Work out how many lines of the material below mention the word "marker"; reply with the number only.

---- Exercise data

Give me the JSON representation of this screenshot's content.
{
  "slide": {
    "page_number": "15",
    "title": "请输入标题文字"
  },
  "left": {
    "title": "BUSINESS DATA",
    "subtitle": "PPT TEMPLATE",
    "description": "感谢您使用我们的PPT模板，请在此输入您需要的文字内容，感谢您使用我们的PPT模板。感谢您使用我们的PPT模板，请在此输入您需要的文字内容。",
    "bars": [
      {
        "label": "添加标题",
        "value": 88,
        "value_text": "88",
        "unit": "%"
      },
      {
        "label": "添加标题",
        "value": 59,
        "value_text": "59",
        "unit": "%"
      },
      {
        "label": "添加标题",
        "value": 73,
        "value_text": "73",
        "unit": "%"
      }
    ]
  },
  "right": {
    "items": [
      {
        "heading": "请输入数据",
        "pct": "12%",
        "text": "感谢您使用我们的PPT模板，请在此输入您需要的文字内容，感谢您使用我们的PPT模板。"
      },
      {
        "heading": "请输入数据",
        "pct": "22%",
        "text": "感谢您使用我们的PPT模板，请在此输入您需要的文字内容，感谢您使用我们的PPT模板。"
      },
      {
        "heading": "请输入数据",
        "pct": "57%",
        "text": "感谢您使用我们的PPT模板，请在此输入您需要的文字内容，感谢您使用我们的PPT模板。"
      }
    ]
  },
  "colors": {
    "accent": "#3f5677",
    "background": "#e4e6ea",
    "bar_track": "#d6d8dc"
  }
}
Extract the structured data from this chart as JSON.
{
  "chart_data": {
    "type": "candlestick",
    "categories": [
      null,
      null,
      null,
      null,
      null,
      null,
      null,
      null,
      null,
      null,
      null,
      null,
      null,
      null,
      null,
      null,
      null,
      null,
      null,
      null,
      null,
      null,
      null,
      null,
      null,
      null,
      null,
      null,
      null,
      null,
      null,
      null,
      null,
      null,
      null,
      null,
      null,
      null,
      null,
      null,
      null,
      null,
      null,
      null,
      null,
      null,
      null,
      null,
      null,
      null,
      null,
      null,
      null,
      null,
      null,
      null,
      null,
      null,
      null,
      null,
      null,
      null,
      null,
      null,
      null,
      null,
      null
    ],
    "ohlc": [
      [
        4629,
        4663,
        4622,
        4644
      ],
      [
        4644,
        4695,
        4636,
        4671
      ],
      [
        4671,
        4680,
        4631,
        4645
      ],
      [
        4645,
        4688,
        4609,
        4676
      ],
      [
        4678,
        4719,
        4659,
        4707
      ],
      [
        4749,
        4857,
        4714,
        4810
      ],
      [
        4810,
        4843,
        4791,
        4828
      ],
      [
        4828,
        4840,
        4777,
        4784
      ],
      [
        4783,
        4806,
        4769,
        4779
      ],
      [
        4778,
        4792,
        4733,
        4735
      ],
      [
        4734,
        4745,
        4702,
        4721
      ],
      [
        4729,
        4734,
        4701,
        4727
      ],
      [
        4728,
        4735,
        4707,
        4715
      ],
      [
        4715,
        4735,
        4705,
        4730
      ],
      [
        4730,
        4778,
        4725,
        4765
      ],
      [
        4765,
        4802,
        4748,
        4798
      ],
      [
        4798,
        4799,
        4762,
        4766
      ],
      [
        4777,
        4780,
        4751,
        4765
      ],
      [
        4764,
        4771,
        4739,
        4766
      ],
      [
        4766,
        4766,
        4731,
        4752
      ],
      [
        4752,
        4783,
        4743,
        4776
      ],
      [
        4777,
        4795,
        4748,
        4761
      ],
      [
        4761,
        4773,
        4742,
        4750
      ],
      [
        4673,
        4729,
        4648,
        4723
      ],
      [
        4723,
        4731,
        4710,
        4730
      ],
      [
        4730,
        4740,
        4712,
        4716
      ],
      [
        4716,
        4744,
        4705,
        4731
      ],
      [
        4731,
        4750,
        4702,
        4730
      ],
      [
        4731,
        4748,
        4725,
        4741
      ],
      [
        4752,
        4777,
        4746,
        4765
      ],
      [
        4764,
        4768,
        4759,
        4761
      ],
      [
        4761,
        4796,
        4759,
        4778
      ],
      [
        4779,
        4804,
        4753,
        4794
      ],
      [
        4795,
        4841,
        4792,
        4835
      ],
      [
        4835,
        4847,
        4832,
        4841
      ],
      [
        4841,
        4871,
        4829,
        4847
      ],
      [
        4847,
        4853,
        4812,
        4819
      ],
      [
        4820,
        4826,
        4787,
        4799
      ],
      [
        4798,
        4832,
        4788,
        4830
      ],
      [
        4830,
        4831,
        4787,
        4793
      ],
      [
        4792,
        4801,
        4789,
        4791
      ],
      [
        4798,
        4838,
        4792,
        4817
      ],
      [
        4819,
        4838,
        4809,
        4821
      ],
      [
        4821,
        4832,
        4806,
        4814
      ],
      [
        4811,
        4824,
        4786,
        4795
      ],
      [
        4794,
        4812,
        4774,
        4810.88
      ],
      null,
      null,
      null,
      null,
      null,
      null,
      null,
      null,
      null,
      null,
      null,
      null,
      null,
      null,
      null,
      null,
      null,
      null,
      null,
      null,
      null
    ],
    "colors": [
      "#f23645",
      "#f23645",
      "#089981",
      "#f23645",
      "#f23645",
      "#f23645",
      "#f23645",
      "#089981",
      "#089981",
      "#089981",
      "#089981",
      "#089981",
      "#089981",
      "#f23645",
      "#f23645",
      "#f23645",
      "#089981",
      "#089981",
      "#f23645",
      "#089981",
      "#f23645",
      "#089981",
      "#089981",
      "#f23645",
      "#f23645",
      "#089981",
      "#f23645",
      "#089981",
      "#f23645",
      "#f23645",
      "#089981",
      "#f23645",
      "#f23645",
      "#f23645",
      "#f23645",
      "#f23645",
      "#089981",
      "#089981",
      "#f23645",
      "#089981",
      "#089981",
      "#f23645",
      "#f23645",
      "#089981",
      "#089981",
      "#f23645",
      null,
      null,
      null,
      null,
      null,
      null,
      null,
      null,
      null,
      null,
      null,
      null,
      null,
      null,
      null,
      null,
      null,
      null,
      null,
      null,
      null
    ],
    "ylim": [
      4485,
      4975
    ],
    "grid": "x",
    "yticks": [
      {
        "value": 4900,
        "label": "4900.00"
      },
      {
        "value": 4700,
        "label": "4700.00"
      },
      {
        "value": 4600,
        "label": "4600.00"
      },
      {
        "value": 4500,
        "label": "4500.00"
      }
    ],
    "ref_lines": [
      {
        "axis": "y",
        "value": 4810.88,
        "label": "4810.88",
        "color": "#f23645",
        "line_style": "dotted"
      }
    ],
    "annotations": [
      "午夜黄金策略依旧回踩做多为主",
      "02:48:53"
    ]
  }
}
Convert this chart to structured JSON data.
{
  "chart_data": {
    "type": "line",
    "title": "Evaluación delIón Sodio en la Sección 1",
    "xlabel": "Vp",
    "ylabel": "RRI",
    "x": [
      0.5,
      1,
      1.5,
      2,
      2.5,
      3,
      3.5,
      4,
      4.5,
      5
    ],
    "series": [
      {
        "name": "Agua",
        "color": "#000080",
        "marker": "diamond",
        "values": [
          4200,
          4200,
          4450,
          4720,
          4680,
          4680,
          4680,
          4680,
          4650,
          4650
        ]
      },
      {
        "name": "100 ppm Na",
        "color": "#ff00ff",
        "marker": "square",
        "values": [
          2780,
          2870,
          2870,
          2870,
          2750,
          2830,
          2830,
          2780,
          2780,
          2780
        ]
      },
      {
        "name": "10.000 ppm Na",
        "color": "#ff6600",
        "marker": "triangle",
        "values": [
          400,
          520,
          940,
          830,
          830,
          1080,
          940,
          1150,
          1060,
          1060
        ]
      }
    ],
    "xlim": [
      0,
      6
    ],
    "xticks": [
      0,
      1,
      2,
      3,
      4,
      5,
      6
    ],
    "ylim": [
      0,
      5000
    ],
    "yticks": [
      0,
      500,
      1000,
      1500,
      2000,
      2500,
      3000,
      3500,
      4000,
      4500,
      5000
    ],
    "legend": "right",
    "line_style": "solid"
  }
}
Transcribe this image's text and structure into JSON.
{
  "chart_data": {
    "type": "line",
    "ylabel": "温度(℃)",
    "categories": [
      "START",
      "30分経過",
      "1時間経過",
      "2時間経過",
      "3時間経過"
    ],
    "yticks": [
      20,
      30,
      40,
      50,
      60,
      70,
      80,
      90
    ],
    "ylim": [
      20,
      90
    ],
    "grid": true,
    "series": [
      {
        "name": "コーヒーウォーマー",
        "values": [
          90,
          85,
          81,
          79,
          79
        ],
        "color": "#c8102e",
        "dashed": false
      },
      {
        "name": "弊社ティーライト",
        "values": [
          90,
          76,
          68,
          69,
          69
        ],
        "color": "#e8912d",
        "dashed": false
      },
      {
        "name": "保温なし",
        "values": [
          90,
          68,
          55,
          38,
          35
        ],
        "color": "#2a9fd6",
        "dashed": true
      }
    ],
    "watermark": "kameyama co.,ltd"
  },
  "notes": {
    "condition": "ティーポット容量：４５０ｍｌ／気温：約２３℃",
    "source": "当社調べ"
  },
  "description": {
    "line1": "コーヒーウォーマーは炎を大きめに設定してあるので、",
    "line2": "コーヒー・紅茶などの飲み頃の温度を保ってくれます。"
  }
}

--------

_Completed task_.
3